■ **WHAT TO WORK ON**: Print all of the data exactly as written.
## begin
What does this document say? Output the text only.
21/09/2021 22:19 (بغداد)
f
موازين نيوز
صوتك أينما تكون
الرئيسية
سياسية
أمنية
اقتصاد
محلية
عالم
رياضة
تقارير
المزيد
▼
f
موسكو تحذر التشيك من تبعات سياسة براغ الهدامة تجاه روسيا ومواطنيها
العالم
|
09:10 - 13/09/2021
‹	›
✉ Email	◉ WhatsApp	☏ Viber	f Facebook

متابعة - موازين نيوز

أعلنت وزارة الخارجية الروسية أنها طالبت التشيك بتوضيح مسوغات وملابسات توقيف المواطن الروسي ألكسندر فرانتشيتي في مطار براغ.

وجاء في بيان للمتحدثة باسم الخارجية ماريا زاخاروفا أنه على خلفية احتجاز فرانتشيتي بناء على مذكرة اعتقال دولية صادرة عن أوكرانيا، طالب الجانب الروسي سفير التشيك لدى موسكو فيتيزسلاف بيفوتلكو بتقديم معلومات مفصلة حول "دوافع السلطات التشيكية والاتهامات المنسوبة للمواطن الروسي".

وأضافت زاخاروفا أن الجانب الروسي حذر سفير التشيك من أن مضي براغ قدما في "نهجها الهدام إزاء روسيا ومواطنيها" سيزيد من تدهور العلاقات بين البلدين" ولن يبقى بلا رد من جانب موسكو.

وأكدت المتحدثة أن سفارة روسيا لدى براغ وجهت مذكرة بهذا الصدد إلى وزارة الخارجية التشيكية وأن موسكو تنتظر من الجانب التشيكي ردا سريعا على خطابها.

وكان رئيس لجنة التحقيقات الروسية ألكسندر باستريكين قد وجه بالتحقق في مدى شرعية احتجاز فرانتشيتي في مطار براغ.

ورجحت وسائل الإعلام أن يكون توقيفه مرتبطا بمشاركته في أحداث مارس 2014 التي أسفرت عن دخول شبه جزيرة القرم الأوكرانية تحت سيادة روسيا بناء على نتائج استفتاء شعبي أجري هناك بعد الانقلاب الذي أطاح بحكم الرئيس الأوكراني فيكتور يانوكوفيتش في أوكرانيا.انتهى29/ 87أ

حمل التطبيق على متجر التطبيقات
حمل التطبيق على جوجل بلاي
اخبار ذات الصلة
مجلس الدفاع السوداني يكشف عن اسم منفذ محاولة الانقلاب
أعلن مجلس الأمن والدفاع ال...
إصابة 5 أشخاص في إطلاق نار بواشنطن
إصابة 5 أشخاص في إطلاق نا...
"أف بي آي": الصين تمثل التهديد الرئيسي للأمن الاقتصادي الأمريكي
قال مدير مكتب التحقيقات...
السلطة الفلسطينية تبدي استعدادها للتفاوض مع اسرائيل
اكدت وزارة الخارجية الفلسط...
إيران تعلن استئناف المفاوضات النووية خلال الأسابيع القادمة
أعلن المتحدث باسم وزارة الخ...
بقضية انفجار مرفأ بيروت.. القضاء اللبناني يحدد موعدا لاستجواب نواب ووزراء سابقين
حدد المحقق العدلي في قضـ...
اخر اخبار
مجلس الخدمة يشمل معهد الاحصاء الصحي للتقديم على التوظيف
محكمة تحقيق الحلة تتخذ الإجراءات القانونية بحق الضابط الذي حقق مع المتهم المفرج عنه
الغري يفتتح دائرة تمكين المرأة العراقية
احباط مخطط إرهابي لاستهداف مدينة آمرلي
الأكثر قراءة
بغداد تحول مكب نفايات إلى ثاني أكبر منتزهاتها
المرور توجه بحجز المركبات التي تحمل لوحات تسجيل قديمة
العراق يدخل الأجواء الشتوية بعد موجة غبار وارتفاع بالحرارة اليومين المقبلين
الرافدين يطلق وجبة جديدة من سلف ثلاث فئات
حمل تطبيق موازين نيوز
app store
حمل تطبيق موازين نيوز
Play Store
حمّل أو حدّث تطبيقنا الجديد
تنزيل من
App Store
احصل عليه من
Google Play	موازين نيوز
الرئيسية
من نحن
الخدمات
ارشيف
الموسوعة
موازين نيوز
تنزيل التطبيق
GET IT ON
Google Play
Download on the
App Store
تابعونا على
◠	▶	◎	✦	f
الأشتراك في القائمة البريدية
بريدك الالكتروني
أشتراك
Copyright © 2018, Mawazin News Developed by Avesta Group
## end
■ **ANSWER FOR THE TASK**:
What does this document say? Output the text only.
21/09/2021 22:19 (بغداد)
f
موازين نيوز
صوتك أينما تكون
الرئيسية
سياسية
أمنية
اقتصاد
محلية
عالم
رياضة
تقارير
المزيد
▼
f
موسكو تحذر التشيك من تبعات سياسة براغ الهدامة تجاه روسيا ومواطنيها
العالم
|
09:10 - 13/09/2021
‹	›
✉ Email	◉ WhatsApp	☏ Viber	f Facebook

متابعة - موازين نيوز

أعلنت وزارة الخارجية الروسية أنها طالبت التشيك بتوضيح مسوغات وملابسات توقيف المواطن الروسي ألكسندر فرانتشيتي في مطار براغ.

وجاء في بيان للمتحدثة باسم الخارجية ماريا زاخاروفا أنه على خلفية احتجاز فرانتشيتي بناء على مذكرة اعتقال دولية صادرة عن أوكرانيا، طالب الجانب الروسي سفير التشيك لدى موسكو فيتيزسلاف بيفوتلكو بتقديم معلومات مفصلة حول "دوافع السلطات التشيكية والاتهامات المنسوبة للمواطن الروسي".

وأضافت زاخاروفا أن الجانب الروسي حذر سفير التشيك من أن مضي براغ قدما في "نهجها الهدام إزاء روسيا ومواطنيها" سيزيد من تدهور العلاقات بين البلدين" ولن يبقى بلا رد من جانب موسكو.

وأكدت المتحدثة أن سفارة روسيا لدى براغ وجهت مذكرة بهذا الصدد إلى وزارة الخارجية التشيكية وأن موسكو تنتظر من الجانب التشيكي ردا سريعا على خطابها.

وكان رئيس لجنة التحقيقات الروسية ألكسندر باستريكين قد وجه بالتحقق في مدى شرعية احتجاز فرانتشيتي في مطار براغ.

ورجحت وسائل الإعلام أن يكون توقيفه مرتبطا بمشاركته في أحداث مارس 2014 التي أسفرت عن دخول شبه جزيرة القرم الأوكرانية تحت سيادة روسيا بناء على نتائج استفتاء شعبي أجري هناك بعد الانقلاب الذي أطاح بحكم الرئيس الأوكراني فيكتور يانوكوفيتش في أوكرانيا.انتهى29/ 87أ

حمل التطبيق على متجر التطبيقات
حمل التطبيق على جوجل بلاي
اخبار ذات الصلة
مجلس الدفاع السوداني يكشف عن اسم منفذ محاولة الانقلاب
أعلن مجلس الأمن والدفاع ال...
إصابة 5 أشخاص في إطلاق نار بواشنطن
إصابة 5 أشخاص في إطلاق نا...
"أف بي آي": الصين تمثل التهديد الرئيسي للأمن الاقتصادي الأمريكي
قال مدير مكتب التحقيقات...
السلطة الفلسطينية تبدي استعدادها للتفاوض مع اسرائيل
اكدت وزارة الخارجية الفلسط...
إيران تعلن استئناف المفاوضات النووية خلال الأسابيع القادمة
أعلن المتحدث باسم وزارة الخ...
بقضية انفجار مرفأ بيروت.. القضاء اللبناني يحدد موعدا لاستجواب نواب ووزراء سابقين
حدد المحقق العدلي في قضـ...
اخر اخبار
مجلس الخدمة يشمل معهد الاحصاء الصحي للتقديم على التوظيف
محكمة تحقيق الحلة تتخذ الإجراءات القانونية بحق الضابط الذي حقق مع المتهم المفرج عنه
الغري يفتتح دائرة تمكين المرأة العراقية
احباط مخطط إرهابي لاستهداف مدينة آمرلي
الأكثر قراءة
بغداد تحول مكب نفايات إلى ثاني أكبر منتزهاتها
المرور توجه بحجز المركبات التي تحمل لوحات تسجيل قديمة
العراق يدخل الأجواء الشتوية بعد موجة غبار وارتفاع بالحرارة اليومين المقبلين
الرافدين يطلق وجبة جديدة من سلف ثلاث فئات
حمل تطبيق موازين نيوز
app store
حمل تطبيق موازين نيوز
Play Store
حمّل أو حدّث تطبيقنا الجديد
تنزيل من
App Store
احصل عليه من
Google Play	موازين نيوز
الرئيسية
من نحن
الخدمات
ارشيف
الموسوعة
موازين نيوز
تنزيل التطبيق
GET IT ON
Google Play
Download on the
App Store
تابعونا على
◠	▶	◎	✦	f
الأشتراك في القائمة البريدية
بريدك الالكتروني
أشتراك
Copyright © 2018, Mawazin News Developed by Avesta Group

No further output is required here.